▶ [WRITTEN PROBLEM]:
Reproduce the listing below verbatim.

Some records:
☆ ☆ ☆ ☆ ☆
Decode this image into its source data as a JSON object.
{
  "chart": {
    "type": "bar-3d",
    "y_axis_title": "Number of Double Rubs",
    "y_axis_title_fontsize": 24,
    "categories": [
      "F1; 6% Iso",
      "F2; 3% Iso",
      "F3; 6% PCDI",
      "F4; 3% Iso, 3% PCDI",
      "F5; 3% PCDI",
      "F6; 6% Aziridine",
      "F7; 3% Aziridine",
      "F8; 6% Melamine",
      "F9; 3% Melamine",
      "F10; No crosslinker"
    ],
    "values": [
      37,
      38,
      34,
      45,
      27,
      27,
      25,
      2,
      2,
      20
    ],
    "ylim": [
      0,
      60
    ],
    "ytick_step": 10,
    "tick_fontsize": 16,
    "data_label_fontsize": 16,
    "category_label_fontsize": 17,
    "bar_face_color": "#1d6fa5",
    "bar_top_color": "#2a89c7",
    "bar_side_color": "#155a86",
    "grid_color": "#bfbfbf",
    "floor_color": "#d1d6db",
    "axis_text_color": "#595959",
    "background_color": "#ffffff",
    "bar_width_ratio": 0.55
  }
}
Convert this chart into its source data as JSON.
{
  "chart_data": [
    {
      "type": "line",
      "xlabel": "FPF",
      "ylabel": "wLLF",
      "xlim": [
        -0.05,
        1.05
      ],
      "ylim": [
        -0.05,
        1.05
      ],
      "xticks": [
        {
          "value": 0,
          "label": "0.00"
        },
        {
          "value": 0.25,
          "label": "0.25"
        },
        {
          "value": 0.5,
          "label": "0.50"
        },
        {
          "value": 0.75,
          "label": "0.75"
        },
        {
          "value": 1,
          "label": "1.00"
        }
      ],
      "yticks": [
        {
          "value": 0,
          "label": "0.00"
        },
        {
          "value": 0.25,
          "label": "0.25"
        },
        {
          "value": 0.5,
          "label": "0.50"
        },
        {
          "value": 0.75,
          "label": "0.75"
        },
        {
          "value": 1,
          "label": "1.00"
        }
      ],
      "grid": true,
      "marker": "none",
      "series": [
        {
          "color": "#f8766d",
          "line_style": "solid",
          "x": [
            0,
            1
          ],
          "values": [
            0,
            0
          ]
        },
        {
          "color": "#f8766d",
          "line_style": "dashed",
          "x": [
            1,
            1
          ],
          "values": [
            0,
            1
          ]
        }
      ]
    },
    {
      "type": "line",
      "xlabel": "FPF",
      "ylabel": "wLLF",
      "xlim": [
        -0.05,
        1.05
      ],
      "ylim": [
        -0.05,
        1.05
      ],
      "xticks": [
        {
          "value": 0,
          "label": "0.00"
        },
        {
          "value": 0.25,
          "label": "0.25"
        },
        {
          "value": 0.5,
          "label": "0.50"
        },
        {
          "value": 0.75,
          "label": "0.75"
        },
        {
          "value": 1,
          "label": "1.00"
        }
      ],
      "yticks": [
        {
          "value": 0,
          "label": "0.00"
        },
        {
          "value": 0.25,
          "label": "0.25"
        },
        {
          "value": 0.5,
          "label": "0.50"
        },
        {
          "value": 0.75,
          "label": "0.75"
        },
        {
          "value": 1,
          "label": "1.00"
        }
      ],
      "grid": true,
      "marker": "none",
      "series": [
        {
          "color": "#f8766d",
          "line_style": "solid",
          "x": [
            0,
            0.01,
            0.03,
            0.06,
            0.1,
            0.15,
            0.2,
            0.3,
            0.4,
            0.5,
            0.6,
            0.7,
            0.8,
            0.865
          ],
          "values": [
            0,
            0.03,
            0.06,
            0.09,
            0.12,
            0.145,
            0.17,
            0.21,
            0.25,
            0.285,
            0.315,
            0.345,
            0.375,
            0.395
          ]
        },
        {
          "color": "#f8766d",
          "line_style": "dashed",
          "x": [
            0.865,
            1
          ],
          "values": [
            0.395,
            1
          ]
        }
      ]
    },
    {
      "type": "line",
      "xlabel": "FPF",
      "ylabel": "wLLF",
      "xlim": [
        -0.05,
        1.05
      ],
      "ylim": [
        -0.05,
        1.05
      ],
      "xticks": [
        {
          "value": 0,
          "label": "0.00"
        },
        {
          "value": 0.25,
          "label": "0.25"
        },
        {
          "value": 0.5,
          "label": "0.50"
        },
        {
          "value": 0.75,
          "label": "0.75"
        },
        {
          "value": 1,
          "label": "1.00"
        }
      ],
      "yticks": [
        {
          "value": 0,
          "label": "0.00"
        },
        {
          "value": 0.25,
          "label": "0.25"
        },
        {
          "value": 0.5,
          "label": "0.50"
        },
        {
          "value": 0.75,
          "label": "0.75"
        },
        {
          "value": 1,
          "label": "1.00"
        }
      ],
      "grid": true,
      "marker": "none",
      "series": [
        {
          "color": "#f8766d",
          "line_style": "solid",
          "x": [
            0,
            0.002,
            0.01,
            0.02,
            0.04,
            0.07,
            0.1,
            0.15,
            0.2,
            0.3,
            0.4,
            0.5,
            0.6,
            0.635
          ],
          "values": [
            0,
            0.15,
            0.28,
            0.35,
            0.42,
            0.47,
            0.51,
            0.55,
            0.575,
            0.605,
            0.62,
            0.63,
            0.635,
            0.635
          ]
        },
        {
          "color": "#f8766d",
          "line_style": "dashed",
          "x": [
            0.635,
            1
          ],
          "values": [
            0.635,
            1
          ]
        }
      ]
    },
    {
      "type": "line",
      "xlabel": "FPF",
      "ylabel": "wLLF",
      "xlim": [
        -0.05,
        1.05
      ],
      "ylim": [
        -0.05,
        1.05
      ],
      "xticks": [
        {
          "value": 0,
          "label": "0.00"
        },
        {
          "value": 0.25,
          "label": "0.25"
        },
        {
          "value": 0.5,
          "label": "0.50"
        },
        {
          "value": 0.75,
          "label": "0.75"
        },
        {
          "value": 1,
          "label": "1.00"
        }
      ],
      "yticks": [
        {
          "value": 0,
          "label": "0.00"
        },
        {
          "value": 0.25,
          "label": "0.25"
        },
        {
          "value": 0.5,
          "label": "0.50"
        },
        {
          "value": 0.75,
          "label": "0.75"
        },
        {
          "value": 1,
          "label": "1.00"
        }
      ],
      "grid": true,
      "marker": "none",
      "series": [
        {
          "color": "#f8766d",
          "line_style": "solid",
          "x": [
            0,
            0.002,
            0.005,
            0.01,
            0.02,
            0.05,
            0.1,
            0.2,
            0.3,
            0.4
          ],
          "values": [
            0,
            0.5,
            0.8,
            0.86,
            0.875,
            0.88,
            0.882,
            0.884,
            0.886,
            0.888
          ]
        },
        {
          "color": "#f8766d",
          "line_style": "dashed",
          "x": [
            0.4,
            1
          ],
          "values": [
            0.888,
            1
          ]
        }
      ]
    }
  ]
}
☆ ☆ ☆ ☆ ☆
▶ [RESULT OF THIS EXERCISE]:
Decode this image into its source data as a JSON object.
{
  "chart": {
    "type": "bar-3d",
    "y_axis_title": "Number of Double Rubs",
    "y_axis_title_fontsize": 24,
    "categories": [
      "F1; 6% Iso",
      "F2; 3% Iso",
      "F3; 6% PCDI",
      "F4; 3% Iso, 3% PCDI",
      "F5; 3% PCDI",
      "F6; 6% Aziridine",
      "F7; 3% Aziridine",
      "F8; 6% Melamine",
      "F9; 3% Melamine",
      "F10; No crosslinker"
    ],
    "values": [
      37,
      38,
      34,
      45,
      27,
      27,
      25,
      2,
      2,
      20
    ],
    "ylim": [
      0,
      60
    ],
    "ytick_step": 10,
    "tick_fontsize": 16,
    "data_label_fontsize": 16,
    "category_label_fontsize": 17,
    "bar_face_color": "#1d6fa5",
    "bar_top_color": "#2a89c7",
    "bar_side_color": "#155a86",
    "grid_color": "#bfbfbf",
    "floor_color": "#d1d6db",
    "axis_text_color": "#595959",
    "background_color": "#ffffff",
    "bar_width_ratio": 0.55
  }
}
Convert this chart into its source data as JSON.
{
  "chart_data": [
    {
      "type": "line",
      "xlabel": "FPF",
      "ylabel": "wLLF",
      "xlim": [
        -0.05,
        1.05
      ],
      "ylim": [
        -0.05,
        1.05
      ],
      "xticks": [
        {
          "value": 0,
          "label": "0.00"
        },
        {
          "value": 0.25,
          "label": "0.25"
        },
        {
          "value": 0.5,
          "label": "0.50"
        },
        {
          "value": 0.75,
          "label": "0.75"
        },
        {
          "value": 1,
          "label": "1.00"
        }
      ],
      "yticks": [
        {
          "value": 0,
          "label": "0.00"
        },
        {
          "value": 0.25,
          "label": "0.25"
        },
        {
          "value": 0.5,
          "label": "0.50"
        },
        {
          "value": 0.75,
          "label": "0.75"
        },
        {
          "value": 1,
          "label": "1.00"
        }
      ],
      "grid": true,
      "marker": "none",
      "series": [
        {
          "color": "#f8766d",
          "line_style": "solid",
          "x": [
            0,
            1
          ],
          "values": [
            0,
            0
          ]
        },
        {
          "color": "#f8766d",
          "line_style": "dashed",
          "x": [
            1,
            1
          ],
          "values": [
            0,
            1
          ]
        }
      ]
    },
    {
      "type": "line",
      "xlabel": "FPF",
      "ylabel": "wLLF",
      "xlim": [
        -0.05,
        1.05
      ],
      "ylim": [
        -0.05,
        1.05
      ],
      "xticks": [
        {
          "value": 0,
          "label": "0.00"
        },
        {
          "value": 0.25,
          "label": "0.25"
        },
        {
          "value": 0.5,
          "label": "0.50"
        },
        {
          "value": 0.75,
          "label": "0.75"
        },
        {
          "value": 1,
          "label": "1.00"
        }
      ],
      "yticks": [
        {
          "value": 0,
          "label": "0.00"
        },
        {
          "value": 0.25,
          "label": "0.25"
        },
        {
          "value": 0.5,
          "label": "0.50"
        },
        {
          "value": 0.75,
          "label": "0.75"
        },
        {
          "value": 1,
          "label": "1.00"
        }
      ],
      "grid": true,
      "marker": "none",
      "series": [
        {
          "color": "#f8766d",
          "line_style": "solid",
          "x": [
            0,
            0.01,
            0.03,
            0.06,
            0.1,
            0.15,
            0.2,
            0.3,
            0.4,
            0.5,
            0.6,
            0.7,
            0.8,
            0.865
          ],
          "values": [
            0,
            0.03,
            0.06,
            0.09,
            0.12,
            0.145,
            0.17,
            0.21,
            0.25,
            0.285,
            0.315,
            0.345,
            0.375,
            0.395
          ]
        },
        {
          "color": "#f8766d",
          "line_style": "dashed",
          "x": [
            0.865,
            1
          ],
          "values": [
            0.395,
            1
          ]
        }
      ]
    },
    {
      "type": "line",
      "xlabel": "FPF",
      "ylabel": "wLLF",
      "xlim": [
        -0.05,
        1.05
      ],
      "ylim": [
        -0.05,
        1.05
      ],
      "xticks": [
        {
          "value": 0,
          "label": "0.00"
        },
        {
          "value": 0.25,
          "label": "0.25"
        },
        {
          "value": 0.5,
          "label": "0.50"
        },
        {
          "value": 0.75,
          "label": "0.75"
        },
        {
          "value": 1,
          "label": "1.00"
        }
      ],
      "yticks": [
        {
          "value": 0,
          "label": "0.00"
        },
        {
          "value": 0.25,
          "label": "0.25"
        },
        {
          "value": 0.5,
          "label": "0.50"
        },
        {
          "value": 0.75,
          "label": "0.75"
        },
        {
          "value": 1,
          "label": "1.00"
        }
      ],
      "grid": true,
      "marker": "none",
      "series": [
        {
          "color": "#f8766d",
          "line_style": "solid",
          "x": [
            0,
            0.002,
            0.01,
            0.02,
            0.04,
            0.07,
            0.1,
            0.15,
            0.2,
            0.3,
            0.4,
            0.5,
            0.6,
            0.635
          ],
          "values": [
            0,
            0.15,
            0.28,
            0.35,
            0.42,
            0.47,
            0.51,
            0.55,
            0.575,
            0.605,
            0.62,
            0.63,
            0.635,
            0.635
          ]
        },
        {
          "color": "#f8766d",
          "line_style": "dashed",
          "x": [
            0.635,
            1
          ],
          "values": [
            0.635,
            1
          ]
        }
      ]
    },
    {
      "type": "line",
      "xlabel": "FPF",
      "ylabel": "wLLF",
      "xlim": [
        -0.05,
        1.05
      ],
      "ylim": [
        -0.05,
        1.05
      ],
      "xticks": [
        {
          "value": 0,
          "label": "0.00"
        },
        {
          "value": 0.25,
          "label": "0.25"
        },
        {
          "value": 0.5,
          "label": "0.50"
        },
        {
          "value": 0.75,
          "label": "0.75"
        },
        {
          "value": 1,
          "label": "1.00"
        }
      ],
      "yticks": [
        {
          "value": 0,
          "label": "0.00"
        },
        {
          "value": 0.25,
          "label": "0.25"
        },
        {
          "value": 0.5,
          "label": "0.50"
        },
        {
          "value": 0.75,
          "label": "0.75"
        },
        {
          "value": 1,
          "label": "1.00"
        }
      ],
      "grid": true,
      "marker": "none",
      "series": [
        {
          "color": "#f8766d",
          "line_style": "solid",
          "x": [
            0,
            0.002,
            0.005,
            0.01,
            0.02,
            0.05,
            0.1,
            0.2,
            0.3,
            0.4
          ],
          "values": [
            0,
            0.5,
            0.8,
            0.86,
            0.875,
            0.88,
            0.882,
            0.884,
            0.886,
            0.888
          ]
        },
        {
          "color": "#f8766d",
          "line_style": "dashed",
          "x": [
            0.4,
            1
          ],
          "values": [
            0.888,
            1
          ]
        }
      ]
    }
  ]
}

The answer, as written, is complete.